### WHAT IS NEEDED
Write out the items word for word, starting at the first one and ending at the one containing "819, 662, 834]".

### RECORDS PROVIDED

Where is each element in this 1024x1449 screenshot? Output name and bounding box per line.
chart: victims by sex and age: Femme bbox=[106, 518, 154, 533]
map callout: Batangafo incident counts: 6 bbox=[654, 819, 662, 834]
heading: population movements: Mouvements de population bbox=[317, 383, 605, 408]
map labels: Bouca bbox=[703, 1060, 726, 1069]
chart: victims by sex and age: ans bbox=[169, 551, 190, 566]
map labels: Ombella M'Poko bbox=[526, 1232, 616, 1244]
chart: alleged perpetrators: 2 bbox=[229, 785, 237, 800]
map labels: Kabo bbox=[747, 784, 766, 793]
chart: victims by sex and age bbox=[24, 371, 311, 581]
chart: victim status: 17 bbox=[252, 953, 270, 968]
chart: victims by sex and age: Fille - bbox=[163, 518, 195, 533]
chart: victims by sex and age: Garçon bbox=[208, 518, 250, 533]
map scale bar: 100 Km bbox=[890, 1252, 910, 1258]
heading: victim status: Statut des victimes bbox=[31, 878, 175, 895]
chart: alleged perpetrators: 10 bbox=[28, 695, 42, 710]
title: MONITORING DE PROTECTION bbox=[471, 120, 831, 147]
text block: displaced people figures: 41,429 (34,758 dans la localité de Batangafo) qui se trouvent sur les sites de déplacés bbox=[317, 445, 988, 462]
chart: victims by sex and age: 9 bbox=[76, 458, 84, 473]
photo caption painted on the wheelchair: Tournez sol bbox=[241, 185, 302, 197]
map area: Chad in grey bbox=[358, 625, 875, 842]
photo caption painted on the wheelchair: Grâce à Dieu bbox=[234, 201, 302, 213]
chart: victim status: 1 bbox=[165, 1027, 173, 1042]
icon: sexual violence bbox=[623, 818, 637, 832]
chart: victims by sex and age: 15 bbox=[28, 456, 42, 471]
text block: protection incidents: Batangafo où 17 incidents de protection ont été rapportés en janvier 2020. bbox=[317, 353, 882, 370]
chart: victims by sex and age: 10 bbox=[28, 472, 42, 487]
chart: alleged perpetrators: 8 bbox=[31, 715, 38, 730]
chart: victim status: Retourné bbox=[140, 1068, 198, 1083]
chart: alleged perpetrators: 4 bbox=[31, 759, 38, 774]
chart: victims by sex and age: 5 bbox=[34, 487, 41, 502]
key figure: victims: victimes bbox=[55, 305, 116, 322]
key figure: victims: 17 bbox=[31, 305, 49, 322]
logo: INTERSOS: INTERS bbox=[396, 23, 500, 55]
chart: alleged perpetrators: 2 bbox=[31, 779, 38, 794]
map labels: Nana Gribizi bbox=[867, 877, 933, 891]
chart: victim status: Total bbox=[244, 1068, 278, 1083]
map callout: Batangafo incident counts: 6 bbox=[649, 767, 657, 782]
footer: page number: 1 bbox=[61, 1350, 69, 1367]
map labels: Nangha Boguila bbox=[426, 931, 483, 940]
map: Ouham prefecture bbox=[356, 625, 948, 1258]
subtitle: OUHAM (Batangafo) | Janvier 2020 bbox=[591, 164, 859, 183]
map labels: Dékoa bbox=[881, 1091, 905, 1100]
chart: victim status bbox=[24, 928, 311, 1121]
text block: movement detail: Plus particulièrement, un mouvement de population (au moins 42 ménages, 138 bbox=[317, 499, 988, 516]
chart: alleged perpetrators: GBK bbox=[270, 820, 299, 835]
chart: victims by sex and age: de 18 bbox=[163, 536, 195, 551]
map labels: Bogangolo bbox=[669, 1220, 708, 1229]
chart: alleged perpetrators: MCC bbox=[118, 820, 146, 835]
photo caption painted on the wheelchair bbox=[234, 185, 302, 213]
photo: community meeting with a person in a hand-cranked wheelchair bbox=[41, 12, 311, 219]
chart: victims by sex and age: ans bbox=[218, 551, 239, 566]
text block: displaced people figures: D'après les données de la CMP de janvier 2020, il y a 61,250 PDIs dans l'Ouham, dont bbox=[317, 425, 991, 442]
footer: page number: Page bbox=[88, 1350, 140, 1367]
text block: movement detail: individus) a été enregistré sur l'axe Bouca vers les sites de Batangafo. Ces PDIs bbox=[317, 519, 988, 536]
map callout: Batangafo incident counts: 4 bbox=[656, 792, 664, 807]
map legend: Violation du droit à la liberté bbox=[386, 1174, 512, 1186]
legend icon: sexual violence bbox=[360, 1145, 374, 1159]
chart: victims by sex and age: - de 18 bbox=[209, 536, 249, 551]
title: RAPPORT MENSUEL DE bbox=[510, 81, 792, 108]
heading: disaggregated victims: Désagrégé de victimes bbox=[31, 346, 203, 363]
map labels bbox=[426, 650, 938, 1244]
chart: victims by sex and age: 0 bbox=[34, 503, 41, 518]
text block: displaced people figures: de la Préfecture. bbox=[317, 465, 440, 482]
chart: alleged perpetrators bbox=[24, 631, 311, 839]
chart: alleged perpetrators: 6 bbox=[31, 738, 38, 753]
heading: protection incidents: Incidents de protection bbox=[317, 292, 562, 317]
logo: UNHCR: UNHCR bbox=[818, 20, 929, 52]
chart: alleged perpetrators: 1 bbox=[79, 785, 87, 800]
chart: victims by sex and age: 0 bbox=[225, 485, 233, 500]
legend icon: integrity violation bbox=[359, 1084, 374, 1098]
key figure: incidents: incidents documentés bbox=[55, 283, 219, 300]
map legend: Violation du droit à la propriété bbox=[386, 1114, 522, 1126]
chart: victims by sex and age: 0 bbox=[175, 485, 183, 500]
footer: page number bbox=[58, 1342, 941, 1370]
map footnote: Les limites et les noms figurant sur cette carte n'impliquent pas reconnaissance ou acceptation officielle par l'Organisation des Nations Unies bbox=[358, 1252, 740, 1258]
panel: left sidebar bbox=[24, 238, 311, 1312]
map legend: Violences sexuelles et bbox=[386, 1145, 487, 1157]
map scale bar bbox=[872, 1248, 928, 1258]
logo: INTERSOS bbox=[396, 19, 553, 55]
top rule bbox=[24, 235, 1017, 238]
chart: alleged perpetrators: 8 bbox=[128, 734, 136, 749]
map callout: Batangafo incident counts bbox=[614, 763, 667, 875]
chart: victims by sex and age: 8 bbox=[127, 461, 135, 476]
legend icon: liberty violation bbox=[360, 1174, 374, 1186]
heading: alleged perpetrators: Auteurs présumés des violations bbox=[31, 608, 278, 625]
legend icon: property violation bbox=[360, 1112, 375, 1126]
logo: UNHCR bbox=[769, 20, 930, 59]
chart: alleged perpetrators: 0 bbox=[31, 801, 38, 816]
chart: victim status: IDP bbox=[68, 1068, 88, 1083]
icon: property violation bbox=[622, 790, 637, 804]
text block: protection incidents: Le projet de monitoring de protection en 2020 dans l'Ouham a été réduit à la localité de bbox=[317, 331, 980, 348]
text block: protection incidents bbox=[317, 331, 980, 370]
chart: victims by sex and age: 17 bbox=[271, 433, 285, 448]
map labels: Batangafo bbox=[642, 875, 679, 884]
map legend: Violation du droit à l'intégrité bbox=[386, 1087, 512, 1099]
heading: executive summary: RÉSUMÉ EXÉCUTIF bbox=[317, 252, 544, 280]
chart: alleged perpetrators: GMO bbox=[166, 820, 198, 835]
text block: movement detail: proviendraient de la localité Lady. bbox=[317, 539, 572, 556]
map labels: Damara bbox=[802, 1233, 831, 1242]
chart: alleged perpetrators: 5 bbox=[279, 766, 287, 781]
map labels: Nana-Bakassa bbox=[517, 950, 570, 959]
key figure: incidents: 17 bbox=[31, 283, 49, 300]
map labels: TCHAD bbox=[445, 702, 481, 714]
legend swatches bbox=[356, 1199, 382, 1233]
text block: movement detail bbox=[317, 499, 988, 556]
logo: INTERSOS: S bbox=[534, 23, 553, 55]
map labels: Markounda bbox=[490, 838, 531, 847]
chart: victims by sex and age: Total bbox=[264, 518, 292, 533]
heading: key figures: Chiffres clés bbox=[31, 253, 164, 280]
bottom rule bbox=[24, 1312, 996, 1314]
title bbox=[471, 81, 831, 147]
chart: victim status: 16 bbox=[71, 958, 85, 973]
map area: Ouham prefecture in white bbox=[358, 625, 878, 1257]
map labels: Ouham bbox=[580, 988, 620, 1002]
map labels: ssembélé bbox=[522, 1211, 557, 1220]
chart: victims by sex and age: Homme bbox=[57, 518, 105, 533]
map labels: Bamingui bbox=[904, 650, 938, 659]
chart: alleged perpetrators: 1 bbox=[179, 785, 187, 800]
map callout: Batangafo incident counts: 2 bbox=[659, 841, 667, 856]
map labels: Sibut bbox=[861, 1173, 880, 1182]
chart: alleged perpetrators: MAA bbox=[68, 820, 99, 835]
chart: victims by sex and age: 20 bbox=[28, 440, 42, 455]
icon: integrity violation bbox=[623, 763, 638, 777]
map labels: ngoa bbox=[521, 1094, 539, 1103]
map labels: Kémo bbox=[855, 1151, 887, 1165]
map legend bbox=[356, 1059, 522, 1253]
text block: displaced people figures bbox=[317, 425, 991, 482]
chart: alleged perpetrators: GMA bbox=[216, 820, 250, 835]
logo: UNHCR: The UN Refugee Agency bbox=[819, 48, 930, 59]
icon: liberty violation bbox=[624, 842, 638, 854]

### EXPECTED OUTPUT
Where is each element in this 1024x1449 screenshot? Output name and bounding box per line.
chart: victims by sex and age: Femme bbox=[106, 518, 154, 533]
map callout: Batangafo incident counts: 6 bbox=[654, 819, 662, 834]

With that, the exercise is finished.